__GIVEN RECORDS__:
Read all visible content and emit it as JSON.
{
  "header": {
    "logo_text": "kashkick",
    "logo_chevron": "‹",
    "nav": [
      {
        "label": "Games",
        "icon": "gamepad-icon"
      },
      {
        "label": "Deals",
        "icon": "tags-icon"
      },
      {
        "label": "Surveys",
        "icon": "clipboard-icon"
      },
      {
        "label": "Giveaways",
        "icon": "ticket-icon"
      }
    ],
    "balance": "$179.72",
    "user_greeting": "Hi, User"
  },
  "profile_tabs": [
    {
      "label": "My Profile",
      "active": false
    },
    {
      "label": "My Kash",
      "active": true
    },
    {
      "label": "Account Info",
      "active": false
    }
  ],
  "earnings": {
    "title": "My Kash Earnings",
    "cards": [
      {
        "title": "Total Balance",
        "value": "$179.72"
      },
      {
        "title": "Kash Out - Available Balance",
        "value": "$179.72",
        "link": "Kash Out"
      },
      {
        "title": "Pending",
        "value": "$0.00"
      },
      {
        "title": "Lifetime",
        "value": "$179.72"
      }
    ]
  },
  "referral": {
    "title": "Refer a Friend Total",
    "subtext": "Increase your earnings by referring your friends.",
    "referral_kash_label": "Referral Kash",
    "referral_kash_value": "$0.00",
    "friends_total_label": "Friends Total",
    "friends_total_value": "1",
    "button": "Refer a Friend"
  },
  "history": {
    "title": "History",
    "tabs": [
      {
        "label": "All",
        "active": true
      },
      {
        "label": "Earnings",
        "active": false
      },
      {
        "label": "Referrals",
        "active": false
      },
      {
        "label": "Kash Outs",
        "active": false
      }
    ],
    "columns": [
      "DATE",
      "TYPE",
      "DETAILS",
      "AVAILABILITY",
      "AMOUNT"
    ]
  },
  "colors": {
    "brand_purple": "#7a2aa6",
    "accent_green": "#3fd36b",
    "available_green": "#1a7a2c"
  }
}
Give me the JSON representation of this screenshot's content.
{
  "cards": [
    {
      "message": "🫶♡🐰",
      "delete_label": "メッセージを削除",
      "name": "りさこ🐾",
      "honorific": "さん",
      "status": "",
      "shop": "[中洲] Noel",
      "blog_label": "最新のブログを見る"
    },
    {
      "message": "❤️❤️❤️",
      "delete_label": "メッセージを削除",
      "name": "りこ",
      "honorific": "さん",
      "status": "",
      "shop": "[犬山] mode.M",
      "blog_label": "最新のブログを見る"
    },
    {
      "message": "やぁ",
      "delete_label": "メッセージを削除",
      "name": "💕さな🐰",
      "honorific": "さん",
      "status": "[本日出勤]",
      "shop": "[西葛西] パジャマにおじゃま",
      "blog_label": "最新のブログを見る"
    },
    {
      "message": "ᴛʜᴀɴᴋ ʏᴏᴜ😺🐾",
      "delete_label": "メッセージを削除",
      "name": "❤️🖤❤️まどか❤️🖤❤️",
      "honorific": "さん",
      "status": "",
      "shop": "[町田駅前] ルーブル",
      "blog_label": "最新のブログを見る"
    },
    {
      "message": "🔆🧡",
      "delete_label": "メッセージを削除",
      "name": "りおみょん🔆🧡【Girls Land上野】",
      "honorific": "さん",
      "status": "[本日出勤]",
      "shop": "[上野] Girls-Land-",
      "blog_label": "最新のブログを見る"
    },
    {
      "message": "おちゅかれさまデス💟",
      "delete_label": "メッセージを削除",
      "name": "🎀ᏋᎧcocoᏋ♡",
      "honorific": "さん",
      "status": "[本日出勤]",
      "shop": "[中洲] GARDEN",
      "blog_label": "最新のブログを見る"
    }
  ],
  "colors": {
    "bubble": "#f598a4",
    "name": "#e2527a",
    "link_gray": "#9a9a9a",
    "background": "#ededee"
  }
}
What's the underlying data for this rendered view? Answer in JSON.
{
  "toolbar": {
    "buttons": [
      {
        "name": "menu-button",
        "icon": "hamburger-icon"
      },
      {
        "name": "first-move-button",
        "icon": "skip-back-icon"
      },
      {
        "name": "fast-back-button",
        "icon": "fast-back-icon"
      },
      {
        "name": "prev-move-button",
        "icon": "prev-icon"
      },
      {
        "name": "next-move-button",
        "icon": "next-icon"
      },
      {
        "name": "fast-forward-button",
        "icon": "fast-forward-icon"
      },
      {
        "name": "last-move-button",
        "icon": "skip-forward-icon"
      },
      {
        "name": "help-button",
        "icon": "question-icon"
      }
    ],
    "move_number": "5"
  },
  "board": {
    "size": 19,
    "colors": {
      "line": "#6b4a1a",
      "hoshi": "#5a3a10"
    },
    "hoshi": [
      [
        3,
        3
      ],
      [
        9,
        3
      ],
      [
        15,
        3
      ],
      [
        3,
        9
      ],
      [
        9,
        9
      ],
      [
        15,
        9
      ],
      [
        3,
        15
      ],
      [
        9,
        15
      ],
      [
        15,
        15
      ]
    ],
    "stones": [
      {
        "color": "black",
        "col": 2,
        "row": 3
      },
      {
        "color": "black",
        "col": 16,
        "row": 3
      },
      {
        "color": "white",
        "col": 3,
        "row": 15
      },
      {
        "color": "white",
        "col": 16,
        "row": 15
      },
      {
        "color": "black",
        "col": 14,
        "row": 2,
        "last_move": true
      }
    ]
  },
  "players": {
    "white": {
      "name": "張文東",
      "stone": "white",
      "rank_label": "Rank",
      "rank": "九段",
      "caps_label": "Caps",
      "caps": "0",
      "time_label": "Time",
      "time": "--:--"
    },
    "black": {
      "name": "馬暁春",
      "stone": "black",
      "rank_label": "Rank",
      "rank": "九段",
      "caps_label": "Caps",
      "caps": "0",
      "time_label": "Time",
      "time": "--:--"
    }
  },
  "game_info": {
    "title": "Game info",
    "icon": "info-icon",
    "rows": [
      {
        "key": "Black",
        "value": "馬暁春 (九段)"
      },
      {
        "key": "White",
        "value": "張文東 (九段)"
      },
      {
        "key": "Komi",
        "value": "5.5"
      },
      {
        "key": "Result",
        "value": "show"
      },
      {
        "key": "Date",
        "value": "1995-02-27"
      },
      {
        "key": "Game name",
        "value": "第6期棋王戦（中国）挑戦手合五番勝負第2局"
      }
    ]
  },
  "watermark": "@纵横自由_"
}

__TASK STATEMENT__: Repeat the material above exactly.

__REPLY TO THE TASK__:
Read all visible content and emit it as JSON.
{
  "header": {
    "logo_text": "kashkick",
    "logo_chevron": "‹",
    "nav": [
      {
        "label": "Games",
        "icon": "gamepad-icon"
      },
      {
        "label": "Deals",
        "icon": "tags-icon"
      },
      {
        "label": "Surveys",
        "icon": "clipboard-icon"
      },
      {
        "label": "Giveaways",
        "icon": "ticket-icon"
      }
    ],
    "balance": "$179.72",
    "user_greeting": "Hi, User"
  },
  "profile_tabs": [
    {
      "label": "My Profile",
      "active": false
    },
    {
      "label": "My Kash",
      "active": true
    },
    {
      "label": "Account Info",
      "active": false
    }
  ],
  "earnings": {
    "title": "My Kash Earnings",
    "cards": [
      {
        "title": "Total Balance",
        "value": "$179.72"
      },
      {
        "title": "Kash Out - Available Balance",
        "value": "$179.72",
        "link": "Kash Out"
      },
      {
        "title": "Pending",
        "value": "$0.00"
      },
      {
        "title": "Lifetime",
        "value": "$179.72"
      }
    ]
  },
  "referral": {
    "title": "Refer a Friend Total",
    "subtext": "Increase your earnings by referring your friends.",
    "referral_kash_label": "Referral Kash",
    "referral_kash_value": "$0.00",
    "friends_total_label": "Friends Total",
    "friends_total_value": "1",
    "button": "Refer a Friend"
  },
  "history": {
    "title": "History",
    "tabs": [
      {
        "label": "All",
        "active": true
      },
      {
        "label": "Earnings",
        "active": false
      },
      {
        "label": "Referrals",
        "active": false
      },
      {
        "label": "Kash Outs",
        "active": false
      }
    ],
    "columns": [
      "DATE",
      "TYPE",
      "DETAILS",
      "AVAILABILITY",
      "AMOUNT"
    ]
  },
  "colors": {
    "brand_purple": "#7a2aa6",
    "accent_green": "#3fd36b",
    "available_green": "#1a7a2c"
  }
}
Give me the JSON representation of this screenshot's content.
{
  "cards": [
    {
      "message": "🫶♡🐰",
      "delete_label": "メッセージを削除",
      "name": "りさこ🐾",
      "honorific": "さん",
      "status": "",
      "shop": "[中洲] Noel",
      "blog_label": "最新のブログを見る"
    },
    {
      "message": "❤️❤️❤️",
      "delete_label": "メッセージを削除",
      "name": "りこ",
      "honorific": "さん",
      "status": "",
      "shop": "[犬山] mode.M",
      "blog_label": "最新のブログを見る"
    },
    {
      "message": "やぁ",
      "delete_label": "メッセージを削除",
      "name": "💕さな🐰",
      "honorific": "さん",
      "status": "[本日出勤]",
      "shop": "[西葛西] パジャマにおじゃま",
      "blog_label": "最新のブログを見る"
    },
    {
      "message": "ᴛʜᴀɴᴋ ʏᴏᴜ😺🐾",
      "delete_label": "メッセージを削除",
      "name": "❤️🖤❤️まどか❤️🖤❤️",
      "honorific": "さん",
      "status": "",
      "shop": "[町田駅前] ルーブル",
      "blog_label": "最新のブログを見る"
    },
    {
      "message": "🔆🧡",
      "delete_label": "メッセージを削除",
      "name": "りおみょん🔆🧡【Girls Land上野】",
      "honorific": "さん",
      "status": "[本日出勤]",
      "shop": "[上野] Girls-Land-",
      "blog_label": "最新のブログを見る"
    },
    {
      "message": "おちゅかれさまデス💟",
      "delete_label": "メッセージを削除",
      "name": "🎀ᏋᎧcocoᏋ♡",
      "honorific": "さん",
      "status": "[本日出勤]",
      "shop": "[中洲] GARDEN",
      "blog_label": "最新のブログを見る"
    }
  ],
  "colors": {
    "bubble": "#f598a4",
    "name": "#e2527a",
    "link_gray": "#9a9a9a",
    "background": "#ededee"
  }
}
What's the underlying data for this rendered view? Answer in JSON.
{
  "toolbar": {
    "buttons": [
      {
        "name": "menu-button",
        "icon": "hamburger-icon"
      },
      {
        "name": "first-move-button",
        "icon": "skip-back-icon"
      },
      {
        "name": "fast-back-button",
        "icon": "fast-back-icon"
      },
      {
        "name": "prev-move-button",
        "icon": "prev-icon"
      },
      {
        "name": "next-move-button",
        "icon": "next-icon"
      },
      {
        "name": "fast-forward-button",
        "icon": "fast-forward-icon"
      },
      {
        "name": "last-move-button",
        "icon": "skip-forward-icon"
      },
      {
        "name": "help-button",
        "icon": "question-icon"
      }
    ],
    "move_number": "5"
  },
  "board": {
    "size": 19,
    "colors": {
      "line": "#6b4a1a",
      "hoshi": "#5a3a10"
    },
    "hoshi": [
      [
        3,
        3
      ],
      [
        9,
        3
      ],
      [
        15,
        3
      ],
      [
        3,
        9
      ],
      [
        9,
        9
      ],
      [
        15,
        9
      ],
      [
        3,
        15
      ],
      [
        9,
        15
      ],
      [
        15,
        15
      ]
    ],
    "stones": [
      {
        "color": "black",
        "col": 2,
        "row": 3
      },
      {
        "color": "black",
        "col": 16,
        "row": 3
      },
      {
        "color": "white",
        "col": 3,
        "row": 15
      },
      {
        "color": "white",
        "col": 16,
        "row": 15
      },
      {
        "color": "black",
        "col": 14,
        "row": 2,
        "last_move": true
      }
    ]
  },
  "players": {
    "white": {
      "name": "張文東",
      "stone": "white",
      "rank_label": "Rank",
      "rank": "九段",
      "caps_label": "Caps",
      "caps": "0",
      "time_label": "Time",
      "time": "--:--"
    },
    "black": {
      "name": "馬暁春",
      "stone": "black",
      "rank_label": "Rank",
      "rank": "九段",
      "caps_label": "Caps",
      "caps": "0",
      "time_label": "Time",
      "time": "--:--"
    }
  },
  "game_info": {
    "title": "Game info",
    "icon": "info-icon",
    "rows": [
      {
        "key": "Black",
        "value": "馬暁春 (九段)"
      },
      {
        "key": "White",
        "value": "張文東 (九段)"
      },
      {
        "key": "Komi",
        "value": "5.5"
      },
      {
        "key": "Result",
        "value": "show"
      },
      {
        "key": "Date",
        "value": "1995-02-27"
      },
      {
        "key": "Game name",
        "value": "第6期棋王戦（中国）挑戦手合五番勝負第2局"
      }
    ]
  },
  "watermark": "@纵横自由_"
}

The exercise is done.